[What you need to do]
Omit all pictures. Copy the rest of the material exactly.

[Records for processing]
--- BEGIN ---

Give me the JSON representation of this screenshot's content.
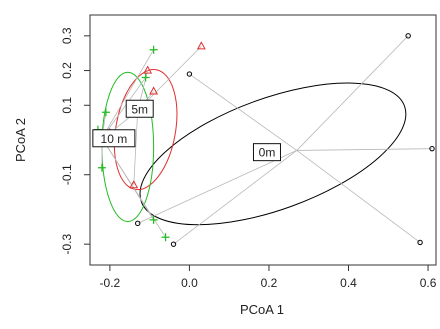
{
  "chart_data": {
    "type": "scatter",
    "title": "",
    "xlabel": "PCoA 1",
    "ylabel": "PCoA 2",
    "xlim": [
      -0.25,
      0.62
    ],
    "ylim": [
      -0.36,
      0.36
    ],
    "xticks": [
      {
        "v": -0.2,
        "label": "-0.2"
      },
      {
        "v": 0.0,
        "label": "0.0"
      },
      {
        "v": 0.2,
        "label": "0.2"
      },
      {
        "v": 0.4,
        "label": "0.4"
      },
      {
        "v": 0.6,
        "label": "0.6"
      }
    ],
    "yticks": [
      {
        "v": -0.3,
        "label": "-0.3"
      },
      {
        "v": -0.1,
        "label": "-0.1"
      },
      {
        "v": 0.1,
        "label": "0.1"
      },
      {
        "v": 0.2,
        "label": "0.2"
      },
      {
        "v": 0.3,
        "label": "0.3"
      }
    ],
    "grid": false,
    "series": [
      {
        "name": "0m",
        "marker": "circle",
        "color": "#000000",
        "centroid": [
          0.27,
          -0.03
        ],
        "ellipse": {
          "cx": 0.21,
          "cy": -0.04,
          "rx": 0.352,
          "ry": 0.16,
          "angle_deg": -20
        },
        "points": [
          [
            0.55,
            0.3
          ],
          [
            0.61,
            -0.025
          ],
          [
            0.58,
            -0.295
          ],
          [
            -0.13,
            -0.24
          ],
          [
            -0.04,
            -0.3
          ],
          [
            0.0,
            0.19
          ]
        ]
      },
      {
        "name": "5m",
        "marker": "triangle",
        "color": "#e03030",
        "centroid": [
          -0.13,
          0.085
        ],
        "ellipse": {
          "cx": -0.11,
          "cy": 0.03,
          "rx": 0.075,
          "ry": 0.175,
          "angle_deg": 10
        },
        "points": [
          [
            0.03,
            0.27
          ],
          [
            -0.105,
            0.2
          ],
          [
            -0.09,
            0.14
          ],
          [
            -0.2,
            0.02
          ],
          [
            -0.14,
            -0.13
          ]
        ]
      },
      {
        "name": "10 m",
        "marker": "plus",
        "color": "#22bb22",
        "centroid": [
          -0.22,
          0.005
        ],
        "ellipse": {
          "cx": -0.155,
          "cy": -0.02,
          "rx": 0.065,
          "ry": 0.215,
          "angle_deg": 0
        },
        "points": [
          [
            -0.09,
            0.26
          ],
          [
            -0.11,
            0.18
          ],
          [
            -0.21,
            0.08
          ],
          [
            -0.23,
            0.03
          ],
          [
            -0.22,
            -0.08
          ],
          [
            -0.09,
            -0.23
          ],
          [
            -0.06,
            -0.28
          ]
        ]
      }
    ],
    "labels": [
      {
        "text": "0m",
        "x": 0.195,
        "y": -0.035
      },
      {
        "text": "5m",
        "x": -0.125,
        "y": 0.09
      },
      {
        "text": "10 m",
        "x": -0.19,
        "y": 0.005
      }
    ]
  }
}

--- END ---

[Result of the exercise]
Give me the JSON representation of this screenshot's content.
{
  "chart_data": {
    "type": "scatter",
    "title": "",
    "xlabel": "PCoA 1",
    "ylabel": "PCoA 2",
    "xlim": [
      -0.25,
      0.62
    ],
    "ylim": [
      -0.36,
      0.36
    ],
    "xticks": [
      {
        "v": -0.2,
        "label": "-0.2"
      },
      {
        "v": 0.0,
        "label": "0.0"
      },
      {
        "v": 0.2,
        "label": "0.2"
      },
      {
        "v": 0.4,
        "label": "0.4"
      },
      {
        "v": 0.6,
        "label": "0.6"
      }
    ],
    "yticks": [
      {
        "v": -0.3,
        "label": "-0.3"
      },
      {
        "v": -0.1,
        "label": "-0.1"
      },
      {
        "v": 0.1,
        "label": "0.1"
      },
      {
        "v": 0.2,
        "label": "0.2"
      },
      {
        "v": 0.3,
        "label": "0.3"
      }
    ],
    "grid": false,
    "series": [
      {
        "name": "0m",
        "marker": "circle",
        "color": "#000000",
        "centroid": [
          0.27,
          -0.03
        ],
        "ellipse": {
          "cx": 0.21,
          "cy": -0.04,
          "rx": 0.352,
          "ry": 0.16,
          "angle_deg": -20
        },
        "points": [
          [
            0.55,
            0.3
          ],
          [
            0.61,
            -0.025
          ],
          [
            0.58,
            -0.295
          ],
          [
            -0.13,
            -0.24
          ],
          [
            -0.04,
            -0.3
          ],
          [
            0.0,
            0.19
          ]
        ]
      },
      {
        "name": "5m",
        "marker": "triangle",
        "color": "#e03030",
        "centroid": [
          -0.13,
          0.085
        ],
        "ellipse": {
          "cx": -0.11,
          "cy": 0.03,
          "rx": 0.075,
          "ry": 0.175,
          "angle_deg": 10
        },
        "points": [
          [
            0.03,
            0.27
          ],
          [
            -0.105,
            0.2
          ],
          [
            -0.09,
            0.14
          ],
          [
            -0.2,
            0.02
          ],
          [
            -0.14,
            -0.13
          ]
        ]
      },
      {
        "name": "10 m",
        "marker": "plus",
        "color": "#22bb22",
        "centroid": [
          -0.22,
          0.005
        ],
        "ellipse": {
          "cx": -0.155,
          "cy": -0.02,
          "rx": 0.065,
          "ry": 0.215,
          "angle_deg": 0
        },
        "points": [
          [
            -0.09,
            0.26
          ],
          [
            -0.11,
            0.18
          ],
          [
            -0.21,
            0.08
          ],
          [
            -0.23,
            0.03
          ],
          [
            -0.22,
            -0.08
          ],
          [
            -0.09,
            -0.23
          ],
          [
            -0.06,
            -0.28
          ]
        ]
      }
    ],
    "labels": [
      {
        "text": "0m",
        "x": 0.195,
        "y": -0.035
      },
      {
        "text": "5m",
        "x": -0.125,
        "y": 0.09
      },
      {
        "text": "10 m",
        "x": -0.19,
        "y": 0.005
      }
    ]
  }
}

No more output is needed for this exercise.